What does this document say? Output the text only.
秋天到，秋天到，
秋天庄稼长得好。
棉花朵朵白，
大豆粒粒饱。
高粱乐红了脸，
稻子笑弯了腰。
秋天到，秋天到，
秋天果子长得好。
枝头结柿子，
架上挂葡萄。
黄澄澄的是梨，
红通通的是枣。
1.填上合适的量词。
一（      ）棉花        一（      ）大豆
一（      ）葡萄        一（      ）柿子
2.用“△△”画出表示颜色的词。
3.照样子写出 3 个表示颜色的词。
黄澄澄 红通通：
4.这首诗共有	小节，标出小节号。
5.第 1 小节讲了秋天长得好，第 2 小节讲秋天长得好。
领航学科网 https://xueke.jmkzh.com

Short exercise => Your task is to repeat every line exactly.

Task output =>
What does this document say? Output the text only.
秋天到，秋天到，
秋天庄稼长得好。
棉花朵朵白，
大豆粒粒饱。
高粱乐红了脸，
稻子笑弯了腰。
秋天到，秋天到，
秋天果子长得好。
枝头结柿子，
架上挂葡萄。
黄澄澄的是梨，
红通通的是枣。
1.填上合适的量词。
一（      ）棉花        一（      ）大豆
一（      ）葡萄        一（      ）柿子
2.用“△△”画出表示颜色的词。
3.照样子写出 3 个表示颜色的词。
黄澄澄 红通通：
4.这首诗共有	小节，标出小节号。
5.第 1 小节讲了秋天长得好，第 2 小节讲秋天长得好。
领航学科网 https://xueke.jmkzh.com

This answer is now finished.